::: DATA FOR THIS EXERCISE
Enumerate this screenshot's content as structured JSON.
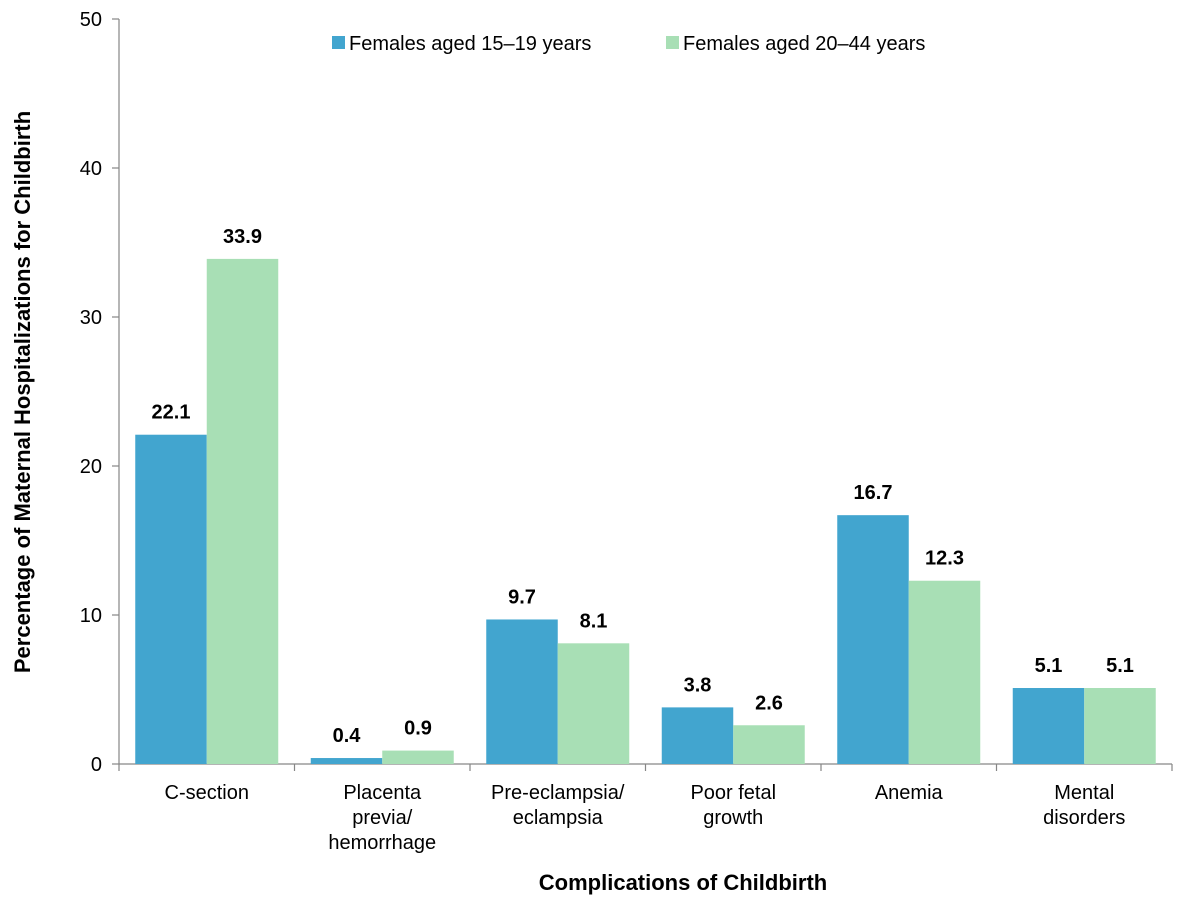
{
  "chart_data": {
    "type": "bar",
    "title": "",
    "xlabel": "Complications of Childbirth",
    "ylabel": "Percentage of Maternal Hospitalizations for Childbirth",
    "ylim": [
      0,
      50
    ],
    "yticks": [
      0,
      10,
      20,
      30,
      40,
      50
    ],
    "ytick_labels": [
      "0",
      "10",
      "20",
      "30",
      "40",
      "50"
    ],
    "grid": false,
    "legend_position": "top-center",
    "categories": [
      [
        "C-section"
      ],
      [
        "Placenta",
        "previa/",
        "hemorrhage"
      ],
      [
        "Pre-eclampsia/",
        "eclampsia"
      ],
      [
        "Poor fetal",
        "growth"
      ],
      [
        "Anemia"
      ],
      [
        "Mental",
        "disorders"
      ]
    ],
    "series": [
      {
        "name": "Females aged 15–19 years",
        "color": "#42a5cf",
        "values": [
          22.1,
          0.4,
          9.7,
          3.8,
          16.7,
          5.1
        ],
        "labels": [
          "22.1",
          "0.4",
          "9.7",
          "3.8",
          "16.7",
          "5.1"
        ]
      },
      {
        "name": "Females aged 20–44 years",
        "color": "#a8dfb5",
        "values": [
          33.9,
          0.9,
          8.1,
          2.6,
          12.3,
          5.1
        ],
        "labels": [
          "33.9",
          "0.9",
          "8.1",
          "2.6",
          "12.3",
          "5.1"
        ]
      }
    ]
  }
}
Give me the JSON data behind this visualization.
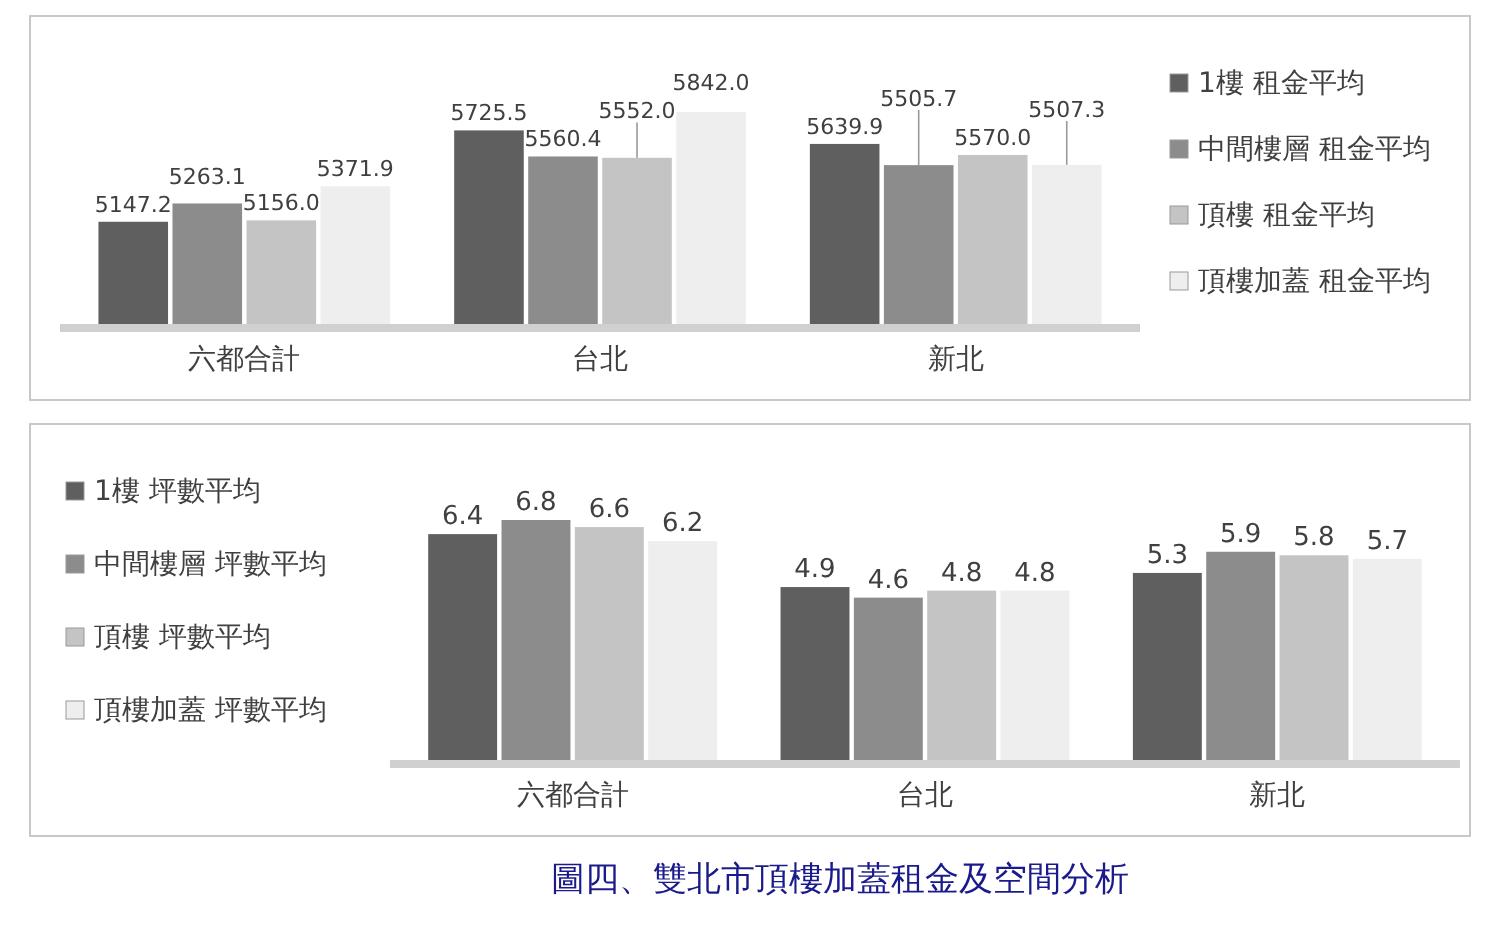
{
  "chart_data": [
    {
      "type": "bar",
      "categories": [
        "六都合計",
        "台北",
        "新北"
      ],
      "ylim": [
        4500,
        5842.0
      ],
      "legend": "right",
      "series": [
        {
          "name": "1樓 租金平均",
          "color": "#5f5f5f",
          "values": [
            5147.2,
            5725.5,
            5639.9
          ],
          "value_labels": [
            "5147.2",
            "5725.5",
            "5639.9"
          ]
        },
        {
          "name": "中間樓層 租金平均",
          "color": "#8c8c8c",
          "values": [
            5263.1,
            5560.4,
            5505.7
          ],
          "value_labels": [
            "5263.1",
            "5560.4",
            "5505.7"
          ]
        },
        {
          "name": "頂樓 租金平均",
          "color": "#c4c4c4",
          "values": [
            5156.0,
            5552.0,
            5570.0
          ],
          "value_labels": [
            "5156.0",
            "5552.0",
            "5570.0"
          ]
        },
        {
          "name": "頂樓加蓋 租金平均",
          "color": "#eeeeee",
          "values": [
            5371.9,
            5842.0,
            5507.3
          ],
          "value_labels": [
            "5371.9",
            "5842.0",
            "5507.3"
          ]
        }
      ]
    },
    {
      "type": "bar",
      "categories": [
        "六都合計",
        "台北",
        "新北"
      ],
      "ylim": [
        0,
        6.8
      ],
      "legend": "left",
      "annotations": [
        "圖四、雙北市頂樓加蓋租金及空間分析"
      ],
      "series": [
        {
          "name": "1樓 坪數平均",
          "color": "#5f5f5f",
          "values": [
            6.4,
            4.9,
            5.3
          ],
          "value_labels": [
            "6.4",
            "4.9",
            "5.3"
          ]
        },
        {
          "name": "中間樓層 坪數平均",
          "color": "#8c8c8c",
          "values": [
            6.8,
            4.6,
            5.9
          ],
          "value_labels": [
            "6.8",
            "4.6",
            "5.9"
          ]
        },
        {
          "name": "頂樓 坪數平均",
          "color": "#c4c4c4",
          "values": [
            6.6,
            4.8,
            5.8
          ],
          "value_labels": [
            "6.6",
            "4.8",
            "5.8"
          ]
        },
        {
          "name": "頂樓加蓋 坪數平均",
          "color": "#eeeeee",
          "values": [
            6.2,
            4.8,
            5.7
          ],
          "value_labels": [
            "6.2",
            "4.8",
            "5.7"
          ]
        }
      ]
    }
  ]
}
::::::
YOUR OBJECTIVE
Transcribe the full listing above exactly, with the images removed.

TASK RESULT
Enumerate this screenshot's content as structured JSON.
{
  "chart_data": {
    "type": "bar",
    "title": "",
    "xlabel": "Complications of Childbirth",
    "ylabel": "Percentage of Maternal Hospitalizations for Childbirth",
    "ylim": [
      0,
      50
    ],
    "yticks": [
      0,
      10,
      20,
      30,
      40,
      50
    ],
    "ytick_labels": [
      "0",
      "10",
      "20",
      "30",
      "40",
      "50"
    ],
    "grid": false,
    "legend_position": "top-center",
    "categories": [
      [
        "C-section"
      ],
      [
        "Placenta",
        "previa/",
        "hemorrhage"
      ],
      [
        "Pre-eclampsia/",
        "eclampsia"
      ],
      [
        "Poor fetal",
        "growth"
      ],
      [
        "Anemia"
      ],
      [
        "Mental",
        "disorders"
      ]
    ],
    "series": [
      {
        "name": "Females aged 15–19 years",
        "color": "#42a5cf",
        "values": [
          22.1,
          0.4,
          9.7,
          3.8,
          16.7,
          5.1
        ],
        "labels": [
          "22.1",
          "0.4",
          "9.7",
          "3.8",
          "16.7",
          "5.1"
        ]
      },
      {
        "name": "Females aged 20–44 years",
        "color": "#a8dfb5",
        "values": [
          33.9,
          0.9,
          8.1,
          2.6,
          12.3,
          5.1
        ],
        "labels": [
          "33.9",
          "0.9",
          "8.1",
          "2.6",
          "12.3",
          "5.1"
        ]
      }
    ]
  }
}
Give me the JSON data behind this visualization.
{
  "chart_data": [
    {
      "type": "bar",
      "categories": [
        "六都合計",
        "台北",
        "新北"
      ],
      "ylim": [
        4500,
        5842.0
      ],
      "legend": "right",
      "series": [
        {
          "name": "1樓 租金平均",
          "color": "#5f5f5f",
          "values": [
            5147.2,
            5725.5,
            5639.9
          ],
          "value_labels": [
            "5147.2",
            "5725.5",
            "5639.9"
          ]
        },
        {
          "name": "中間樓層 租金平均",
          "color": "#8c8c8c",
          "values": [
            5263.1,
            5560.4,
            5505.7
          ],
          "value_labels": [
            "5263.1",
            "5560.4",
            "5505.7"
          ]
        },
        {
          "name": "頂樓 租金平均",
          "color": "#c4c4c4",
          "values": [
            5156.0,
            5552.0,
            5570.0
          ],
          "value_labels": [
            "5156.0",
            "5552.0",
            "5570.0"
          ]
        },
        {
          "name": "頂樓加蓋 租金平均",
          "color": "#eeeeee",
          "values": [
            5371.9,
            5842.0,
            5507.3
          ],
          "value_labels": [
            "5371.9",
            "5842.0",
            "5507.3"
          ]
        }
      ]
    },
    {
      "type": "bar",
      "categories": [
        "六都合計",
        "台北",
        "新北"
      ],
      "ylim": [
        0,
        6.8
      ],
      "legend": "left",
      "annotations": [
        "圖四、雙北市頂樓加蓋租金及空間分析"
      ],
      "series": [
        {
          "name": "1樓 坪數平均",
          "color": "#5f5f5f",
          "values": [
            6.4,
            4.9,
            5.3
          ],
          "value_labels": [
            "6.4",
            "4.9",
            "5.3"
          ]
        },
        {
          "name": "中間樓層 坪數平均",
          "color": "#8c8c8c",
          "values": [
            6.8,
            4.6,
            5.9
          ],
          "value_labels": [
            "6.8",
            "4.6",
            "5.9"
          ]
        },
        {
          "name": "頂樓 坪數平均",
          "color": "#c4c4c4",
          "values": [
            6.6,
            4.8,
            5.8
          ],
          "value_labels": [
            "6.6",
            "4.8",
            "5.8"
          ]
        },
        {
          "name": "頂樓加蓋 坪數平均",
          "color": "#eeeeee",
          "values": [
            6.2,
            4.8,
            5.7
          ],
          "value_labels": [
            "6.2",
            "4.8",
            "5.7"
          ]
        }
      ]
    }
  ]
}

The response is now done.